* [Exercise] In the material below, find all lines with the string "title" and copy them.

* [The records]
—————

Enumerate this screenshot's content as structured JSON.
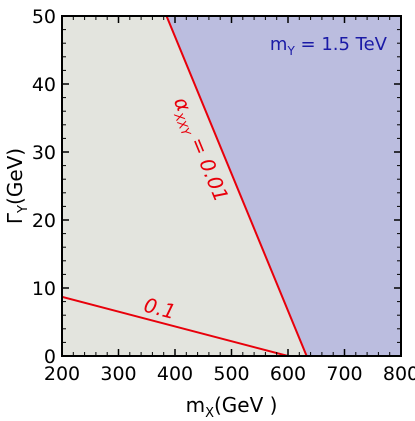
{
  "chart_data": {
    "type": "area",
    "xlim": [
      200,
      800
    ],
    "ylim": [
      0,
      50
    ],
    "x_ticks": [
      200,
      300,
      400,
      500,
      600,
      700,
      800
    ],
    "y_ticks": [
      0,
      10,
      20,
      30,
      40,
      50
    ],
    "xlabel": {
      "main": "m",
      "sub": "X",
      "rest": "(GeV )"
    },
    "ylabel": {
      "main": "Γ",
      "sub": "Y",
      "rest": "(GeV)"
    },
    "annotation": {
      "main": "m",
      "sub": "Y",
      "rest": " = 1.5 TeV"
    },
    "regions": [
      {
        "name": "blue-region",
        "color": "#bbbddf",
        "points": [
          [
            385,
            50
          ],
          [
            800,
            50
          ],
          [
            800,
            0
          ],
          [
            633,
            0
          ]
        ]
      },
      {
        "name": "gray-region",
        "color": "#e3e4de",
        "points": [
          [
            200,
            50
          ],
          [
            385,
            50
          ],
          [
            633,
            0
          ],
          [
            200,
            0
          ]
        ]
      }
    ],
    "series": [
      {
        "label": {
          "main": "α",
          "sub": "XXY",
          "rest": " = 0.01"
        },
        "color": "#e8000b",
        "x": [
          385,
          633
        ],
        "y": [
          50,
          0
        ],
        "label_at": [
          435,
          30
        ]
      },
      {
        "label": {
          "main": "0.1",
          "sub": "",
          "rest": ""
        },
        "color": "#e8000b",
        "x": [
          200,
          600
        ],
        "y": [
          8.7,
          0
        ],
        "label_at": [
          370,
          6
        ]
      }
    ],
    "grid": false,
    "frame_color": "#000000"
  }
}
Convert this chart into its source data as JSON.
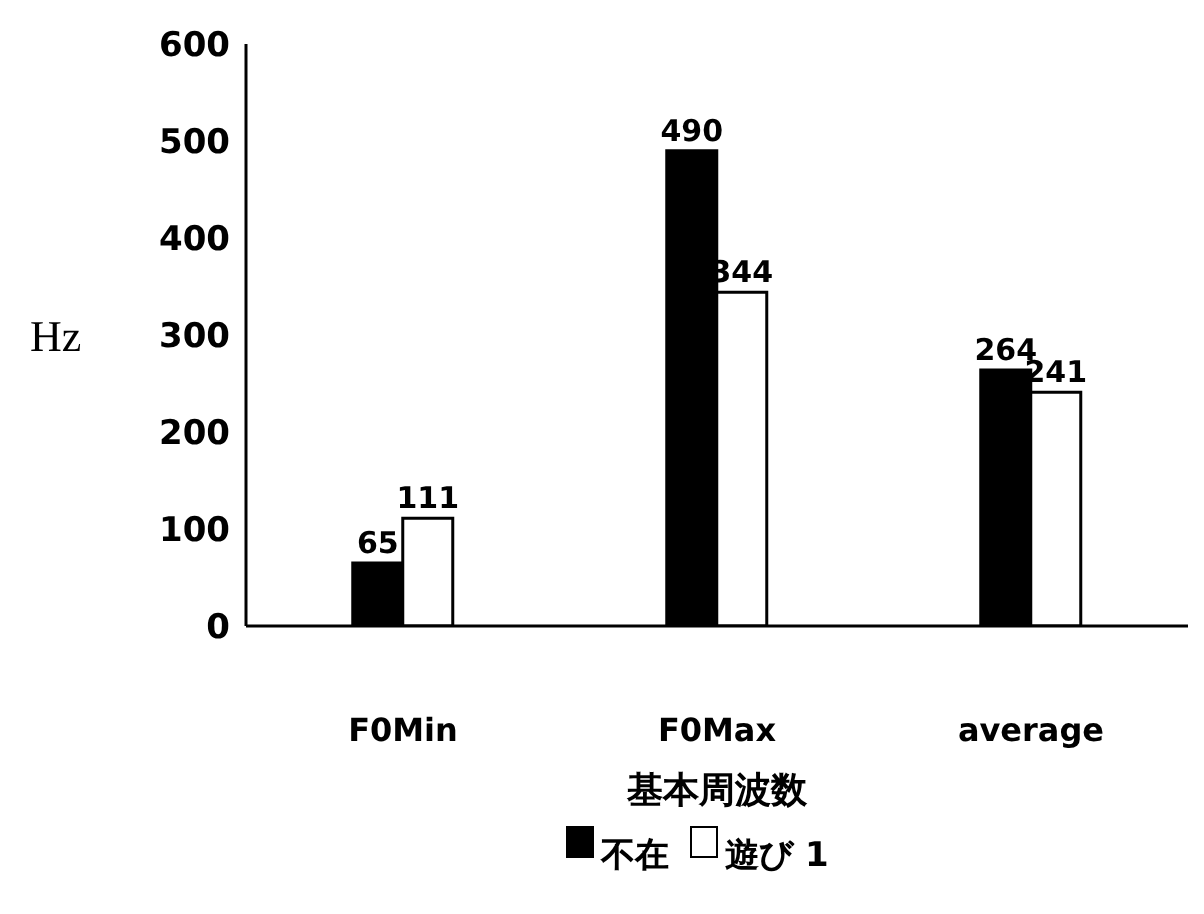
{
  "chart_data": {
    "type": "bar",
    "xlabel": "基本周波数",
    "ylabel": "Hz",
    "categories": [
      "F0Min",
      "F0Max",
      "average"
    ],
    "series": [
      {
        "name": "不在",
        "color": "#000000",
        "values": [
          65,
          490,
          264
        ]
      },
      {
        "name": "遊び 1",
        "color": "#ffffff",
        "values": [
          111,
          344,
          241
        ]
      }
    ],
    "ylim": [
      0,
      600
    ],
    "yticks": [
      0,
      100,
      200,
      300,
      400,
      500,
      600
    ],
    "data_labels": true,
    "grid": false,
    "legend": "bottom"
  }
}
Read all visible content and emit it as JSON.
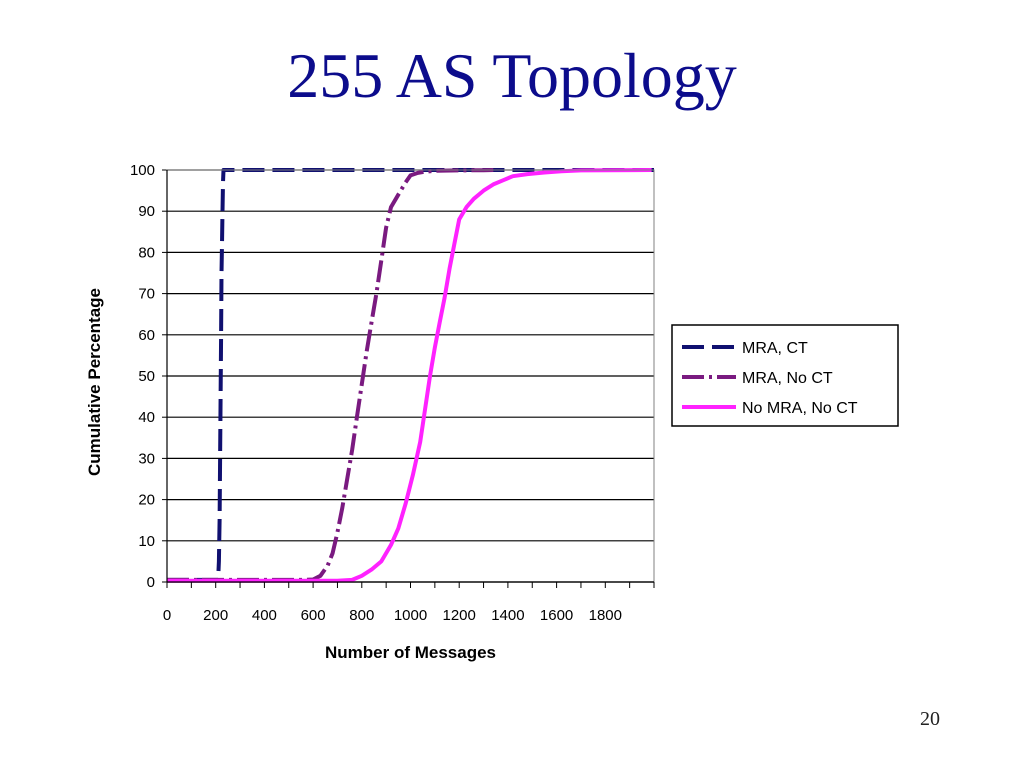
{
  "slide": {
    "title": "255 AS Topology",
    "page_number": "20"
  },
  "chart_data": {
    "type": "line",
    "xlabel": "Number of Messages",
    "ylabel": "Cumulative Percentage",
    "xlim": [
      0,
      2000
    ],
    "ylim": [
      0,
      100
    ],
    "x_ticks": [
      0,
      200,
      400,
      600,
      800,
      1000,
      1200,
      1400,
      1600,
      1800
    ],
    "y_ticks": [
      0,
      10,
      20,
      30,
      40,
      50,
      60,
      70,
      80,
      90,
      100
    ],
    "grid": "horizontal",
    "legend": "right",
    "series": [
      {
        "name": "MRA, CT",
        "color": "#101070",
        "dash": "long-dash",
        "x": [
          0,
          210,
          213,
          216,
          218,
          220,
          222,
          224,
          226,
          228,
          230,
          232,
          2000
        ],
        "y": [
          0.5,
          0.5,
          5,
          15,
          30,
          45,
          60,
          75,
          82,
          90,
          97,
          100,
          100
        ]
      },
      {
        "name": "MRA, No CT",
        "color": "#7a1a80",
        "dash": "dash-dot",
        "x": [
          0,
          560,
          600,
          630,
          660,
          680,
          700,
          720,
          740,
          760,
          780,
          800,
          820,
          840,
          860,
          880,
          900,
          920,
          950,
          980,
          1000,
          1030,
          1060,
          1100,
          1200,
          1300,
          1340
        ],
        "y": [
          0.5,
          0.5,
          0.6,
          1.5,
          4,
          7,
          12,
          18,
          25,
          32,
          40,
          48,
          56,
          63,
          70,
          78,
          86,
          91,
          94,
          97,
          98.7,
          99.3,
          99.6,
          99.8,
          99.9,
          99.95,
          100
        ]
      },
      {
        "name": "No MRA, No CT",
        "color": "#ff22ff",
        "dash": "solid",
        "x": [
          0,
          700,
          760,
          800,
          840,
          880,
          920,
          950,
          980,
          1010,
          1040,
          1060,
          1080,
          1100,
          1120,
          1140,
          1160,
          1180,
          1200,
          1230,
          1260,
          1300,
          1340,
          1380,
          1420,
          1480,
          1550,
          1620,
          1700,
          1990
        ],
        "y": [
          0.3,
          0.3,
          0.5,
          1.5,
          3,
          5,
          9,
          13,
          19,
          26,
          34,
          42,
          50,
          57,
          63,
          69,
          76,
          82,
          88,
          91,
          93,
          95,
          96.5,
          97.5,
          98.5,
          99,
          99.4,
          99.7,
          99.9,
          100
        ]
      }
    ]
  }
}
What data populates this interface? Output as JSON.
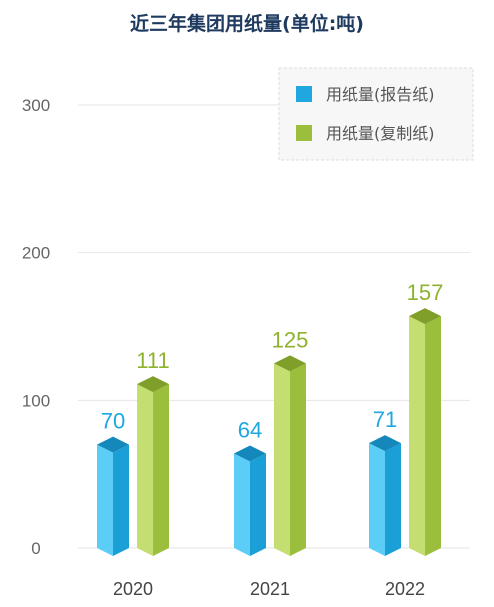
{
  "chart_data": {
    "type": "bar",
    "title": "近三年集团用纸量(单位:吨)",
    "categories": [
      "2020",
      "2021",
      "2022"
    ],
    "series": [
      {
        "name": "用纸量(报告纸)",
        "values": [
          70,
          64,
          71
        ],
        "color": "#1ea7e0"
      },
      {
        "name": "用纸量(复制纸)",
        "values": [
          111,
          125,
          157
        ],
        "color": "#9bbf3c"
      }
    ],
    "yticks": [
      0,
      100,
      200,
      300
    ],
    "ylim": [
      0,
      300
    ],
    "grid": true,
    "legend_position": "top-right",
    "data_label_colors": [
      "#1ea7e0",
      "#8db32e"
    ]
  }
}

—————

* [Result for this exercise]
    "title": "255 AS Topology",
    "title": "近三年集团用纸量(单位:吨)",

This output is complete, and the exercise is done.